====== Task input ======
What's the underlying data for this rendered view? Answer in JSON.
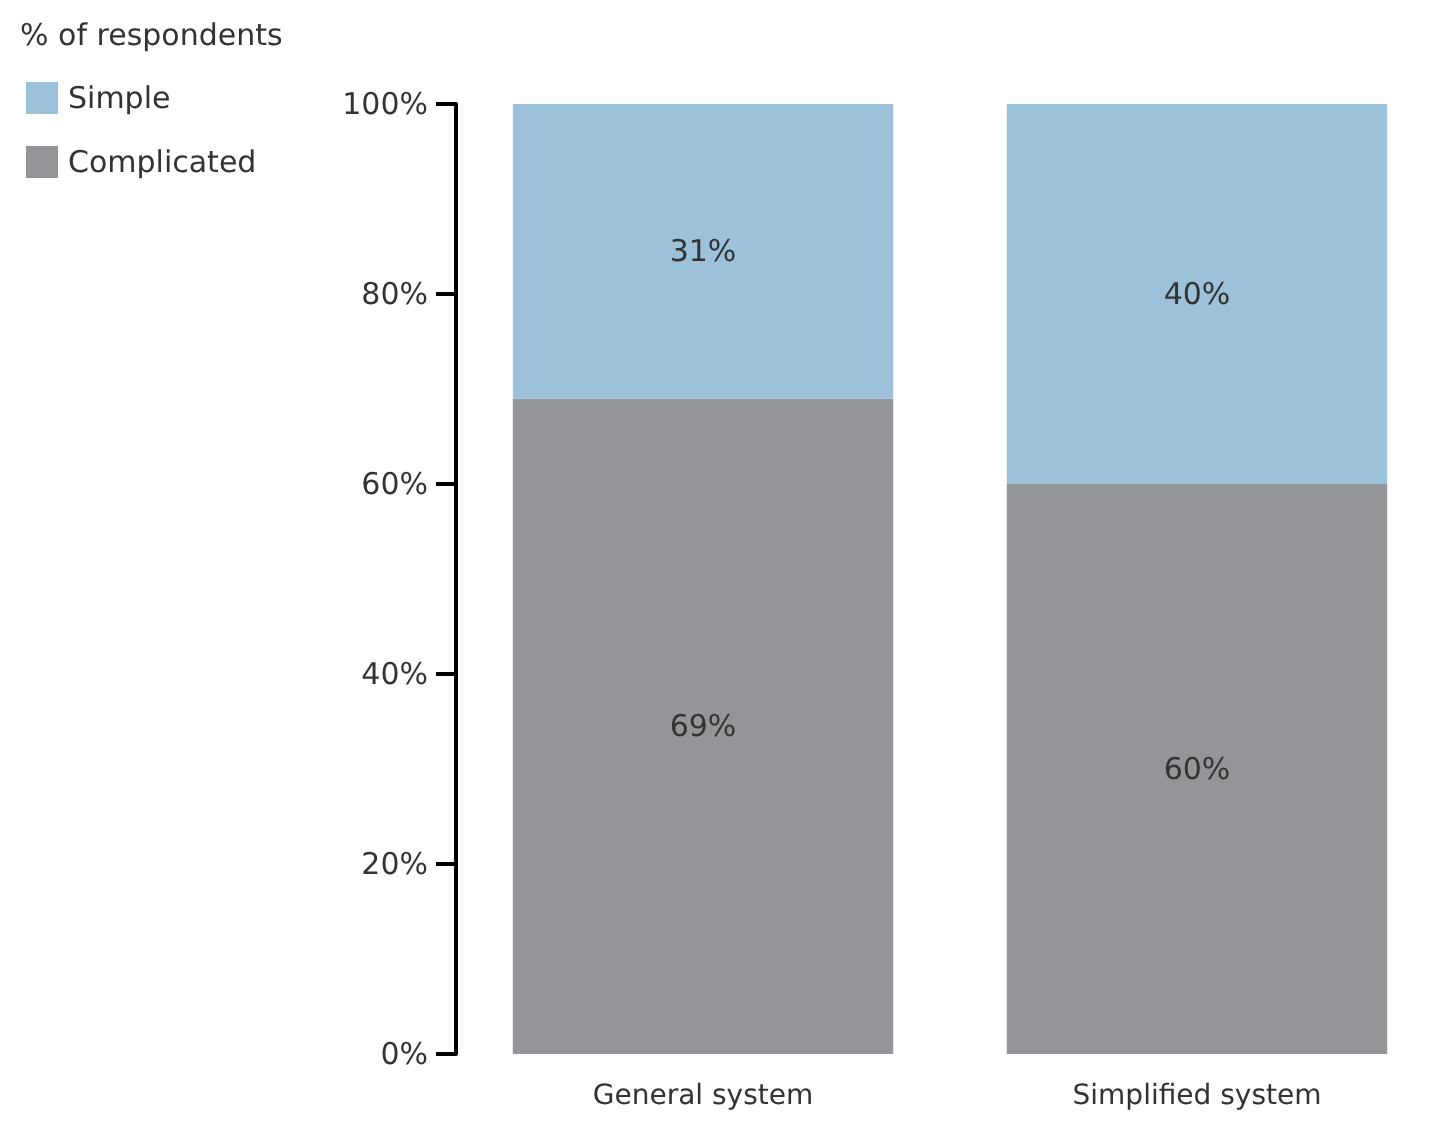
{
  "chart_data": {
    "type": "bar",
    "stacked": true,
    "ylabel": "% of respondents",
    "categories": [
      "General system",
      "Simplified system"
    ],
    "series": [
      {
        "name": "Complicated",
        "color": "#939598",
        "values": [
          69,
          60
        ],
        "value_labels": [
          "69%",
          "60%"
        ]
      },
      {
        "name": "Simple",
        "color": "#9bc1db",
        "values": [
          31,
          40
        ],
        "value_labels": [
          "31%",
          "40%"
        ]
      }
    ],
    "ylim": [
      0,
      100
    ],
    "yticks": [
      {
        "value": 0,
        "label": "0%"
      },
      {
        "value": 20,
        "label": "20%"
      },
      {
        "value": 40,
        "label": "40%"
      },
      {
        "value": 60,
        "label": "60%"
      },
      {
        "value": 80,
        "label": "80%"
      },
      {
        "value": 100,
        "label": "100%"
      }
    ],
    "grid": false,
    "legend": "top left"
  }
}
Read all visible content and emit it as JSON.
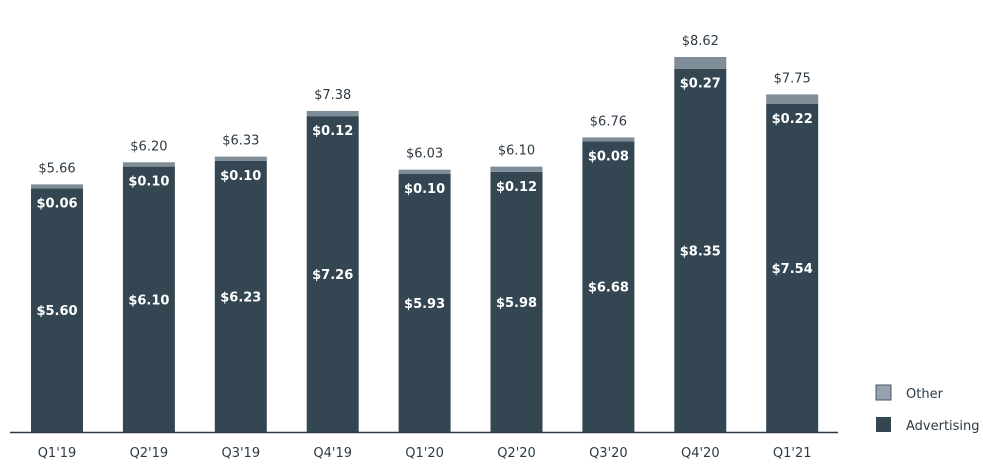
{
  "chart_data": {
    "type": "bar",
    "stacked": true,
    "categories": [
      "Q1'19",
      "Q2'19",
      "Q3'19",
      "Q4'19",
      "Q1'20",
      "Q2'20",
      "Q3'20",
      "Q4'20",
      "Q1'21"
    ],
    "series": [
      {
        "name": "Advertising",
        "color": "#334652",
        "values": [
          5.6,
          6.1,
          6.23,
          7.26,
          5.93,
          5.98,
          6.68,
          8.35,
          7.54
        ]
      },
      {
        "name": "Other",
        "color": "#7f8d99",
        "values": [
          0.06,
          0.1,
          0.1,
          0.12,
          0.1,
          0.12,
          0.08,
          0.27,
          0.22
        ]
      }
    ],
    "totals": [
      5.66,
      6.2,
      6.33,
      7.38,
      6.03,
      6.1,
      6.76,
      8.62,
      7.75
    ],
    "value_prefix": "$",
    "title": "",
    "xlabel": "",
    "ylabel": "",
    "ylim": [
      0,
      9.93
    ],
    "grid": false,
    "legend": {
      "placement": "bottom-right",
      "entries": [
        "Other",
        "Advertising"
      ],
      "colors": [
        "#95a3b0",
        "#334652"
      ]
    }
  }
}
======
Exercise
Exclude the pictures. Write out the remaining data exactly.

Output
What's the underlying data for this rendered view? Answer in JSON.
{
  "chart_data": {
    "type": "bar",
    "stacked": true,
    "ylabel": "% of respondents",
    "categories": [
      "General system",
      "Simplified system"
    ],
    "series": [
      {
        "name": "Complicated",
        "color": "#939598",
        "values": [
          69,
          60
        ],
        "value_labels": [
          "69%",
          "60%"
        ]
      },
      {
        "name": "Simple",
        "color": "#9bc1db",
        "values": [
          31,
          40
        ],
        "value_labels": [
          "31%",
          "40%"
        ]
      }
    ],
    "ylim": [
      0,
      100
    ],
    "yticks": [
      {
        "value": 0,
        "label": "0%"
      },
      {
        "value": 20,
        "label": "20%"
      },
      {
        "value": 40,
        "label": "40%"
      },
      {
        "value": 60,
        "label": "60%"
      },
      {
        "value": 80,
        "label": "80%"
      },
      {
        "value": 100,
        "label": "100%"
      }
    ],
    "grid": false,
    "legend": "top left"
  }
}
Read all visible content and emit it as JSON.
{
  "chart_data": {
    "type": "bar",
    "stacked": true,
    "categories": [
      "Q1'19",
      "Q2'19",
      "Q3'19",
      "Q4'19",
      "Q1'20",
      "Q2'20",
      "Q3'20",
      "Q4'20",
      "Q1'21"
    ],
    "series": [
      {
        "name": "Advertising",
        "color": "#334652",
        "values": [
          5.6,
          6.1,
          6.23,
          7.26,
          5.93,
          5.98,
          6.68,
          8.35,
          7.54
        ]
      },
      {
        "name": "Other",
        "color": "#7f8d99",
        "values": [
          0.06,
          0.1,
          0.1,
          0.12,
          0.1,
          0.12,
          0.08,
          0.27,
          0.22
        ]
      }
    ],
    "totals": [
      5.66,
      6.2,
      6.33,
      7.38,
      6.03,
      6.1,
      6.76,
      8.62,
      7.75
    ],
    "value_prefix": "$",
    "title": "",
    "xlabel": "",
    "ylabel": "",
    "ylim": [
      0,
      9.93
    ],
    "grid": false,
    "legend": {
      "placement": "bottom-right",
      "entries": [
        "Other",
        "Advertising"
      ],
      "colors": [
        "#95a3b0",
        "#334652"
      ]
    }
  }
}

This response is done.